Records supplied:
+===+
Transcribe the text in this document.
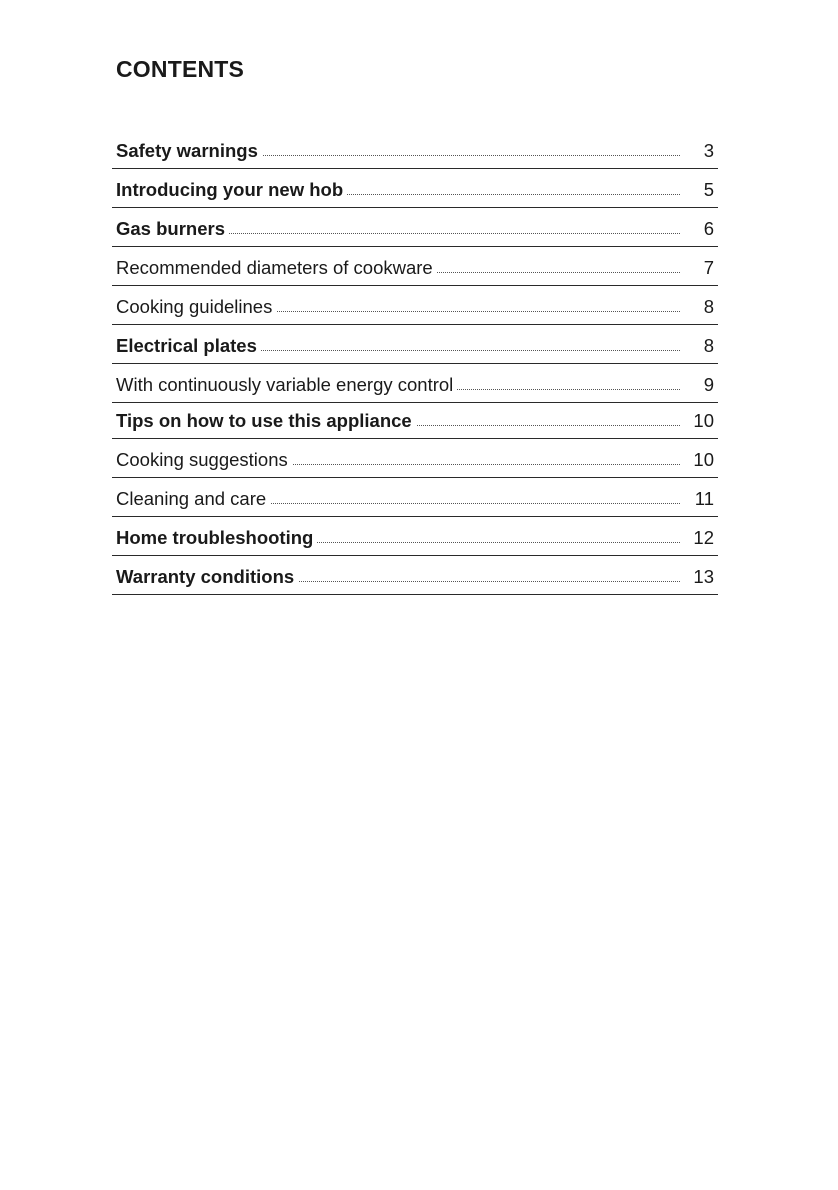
CONTENTS
Safety warnings	3
Introducing your new hob	5
Gas burners	6
Recommended diameters of cookware	7
Cooking guidelines	8
Electrical plates	8
With continuously variable energy control	9
Tips on how to use this appliance	10
Cooking suggestions	10
Cleaning and care	11
Home troubleshooting	12
Warranty conditions	13
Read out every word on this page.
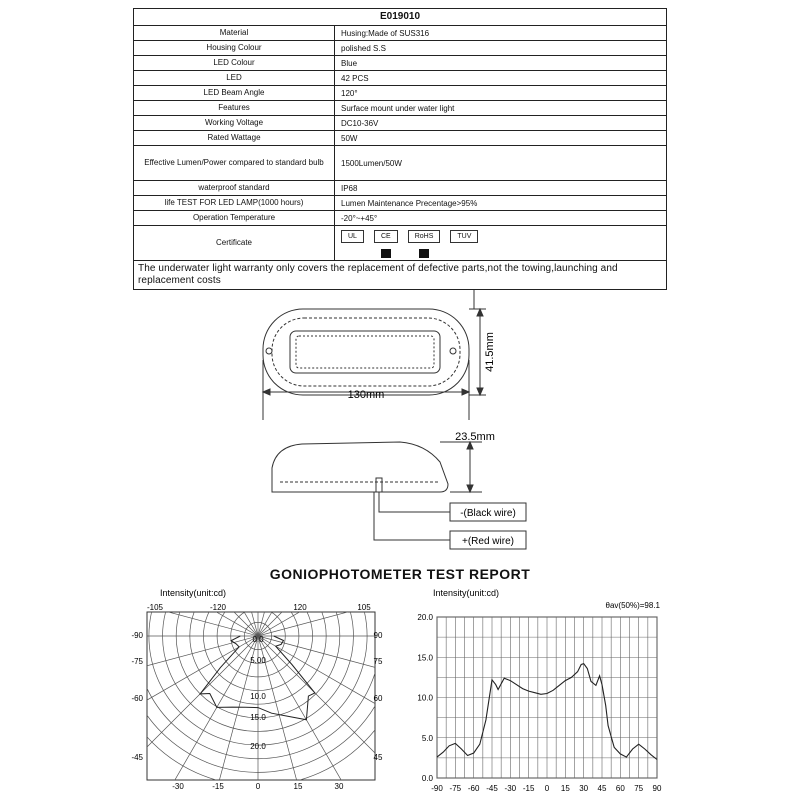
E019010
Material	Husing:Made of SUS316
Housing Colour	polished S.S
LED Colour	Blue
LED	42 PCS
LED Beam Angle	120°
Features	Surface mount under water light
Working Voltage	DC10-36V
Rated Wattage	50W
Effective Lumen/Power compared to standard bulb	1500Lumen/50W
waterproof standard	IP68
life TEST FOR LED LAMP(1000 hours)	Lumen Maintenance Precentage>95%
Operation Temperature	-20°~+45°
Certificate
UL	CE	RoHS	TUV
The underwater light warranty only covers the replacement of defective parts,not the towing,launching and replacement costs
130mm
41.5mm
23.5mm
-(Black wire)
+(Red wire)
GONIOPHOTOMETER TEST REPORT
Intensity(unit:cd)
-105	-120	120	105
-90
-75
-60
-45
90
75
60
45
-30	-15	0	15	30
0.0
5.00
10.0
15.0
20.0
Intensity(unit:cd)
θav(50%)=98.1
-90 -75 -60 -45 -30 -15 0 15 30 45 60 75 90
0.0
5.0
10.0
15.0
20.0
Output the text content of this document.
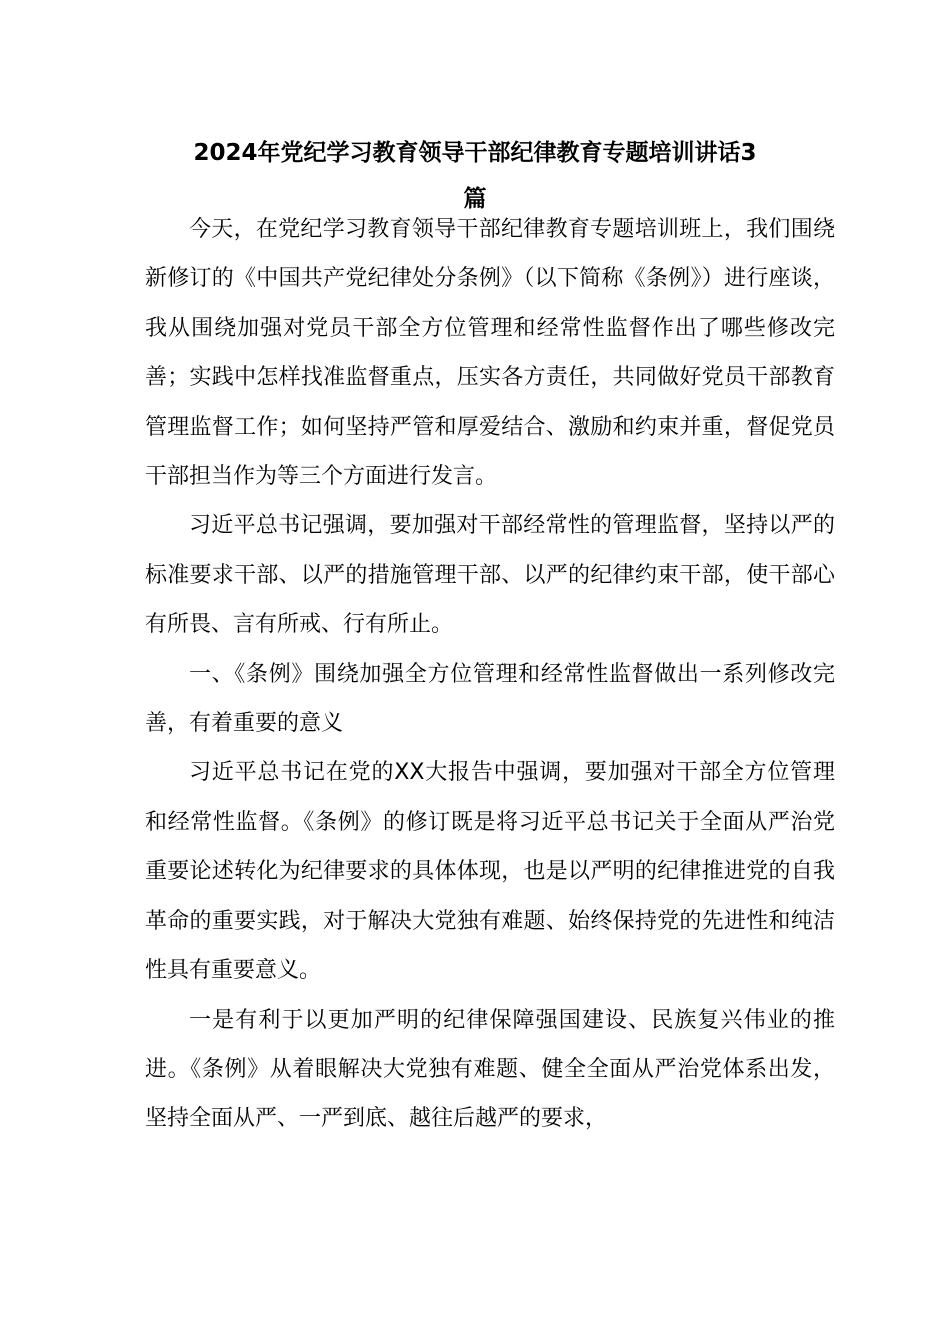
2024年党纪学习教育领导干部纪律教育专题培训讲话3
篇

今天，在党纪学习教育领导干部纪律教育专题培训班上，我们围绕新修订的《中国共产党纪律处分条例》（以下简称《条例》）进行座谈，我从围绕加强对党员干部全方位管理和经常性监督作出了哪些修改完善；实践中怎样找准监督重点，压实各方责任，共同做好党员干部教育管理监督工作；如何坚持严管和厚爱结合、激励和约束并重，督促党员干部担当作为等三个方面进行发言。

习近平总书记强调，要加强对干部经常性的管理监督，坚持以严的标准要求干部、以严的措施管理干部、以严的纪律约束干部，使干部心有所畏、言有所戒、行有所止。

一、《条例》围绕加强全方位管理和经常性监督做出一系列修改完善，有着重要的意义

习近平总书记在党的XX大报告中强调，要加强对干部全方位管理和经常性监督。《条例》的修订既是将习近平总书记关于全面从严治党重要论述转化为纪律要求的具体体现，也是以严明的纪律推进党的自我革命的重要实践，对于解决大党独有难题、始终保持党的先进性和纯洁性具有重要意义。

一是有利于以更加严明的纪律保障强国建设、民族复兴伟业的推进。《条例》从着眼解决大党独有难题、健全全面从严治党体系出发，坚持全面从严、一严到底、越往后越严的要求，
+===+
Exercise: Copy out exactly the lines from the one with "Output the text content of this document." through the end of the listing, both ends included, omitting any picture.

Written solution:
Output the text content of this document.
2024年党纪学习教育领导干部纪律教育专题培训讲话3
篇

今天，在党纪学习教育领导干部纪律教育专题培训班上，我们围绕新修订的《中国共产党纪律处分条例》（以下简称《条例》）进行座谈，我从围绕加强对党员干部全方位管理和经常性监督作出了哪些修改完善；实践中怎样找准监督重点，压实各方责任，共同做好党员干部教育管理监督工作；如何坚持严管和厚爱结合、激励和约束并重，督促党员干部担当作为等三个方面进行发言。

习近平总书记强调，要加强对干部经常性的管理监督，坚持以严的标准要求干部、以严的措施管理干部、以严的纪律约束干部，使干部心有所畏、言有所戒、行有所止。

一、《条例》围绕加强全方位管理和经常性监督做出一系列修改完善，有着重要的意义

习近平总书记在党的XX大报告中强调，要加强对干部全方位管理和经常性监督。《条例》的修订既是将习近平总书记关于全面从严治党重要论述转化为纪律要求的具体体现，也是以严明的纪律推进党的自我革命的重要实践，对于解决大党独有难题、始终保持党的先进性和纯洁性具有重要意义。

一是有利于以更加严明的纪律保障强国建设、民族复兴伟业的推进。《条例》从着眼解决大党独有难题、健全全面从严治党体系出发，坚持全面从严、一严到底、越往后越严的要求，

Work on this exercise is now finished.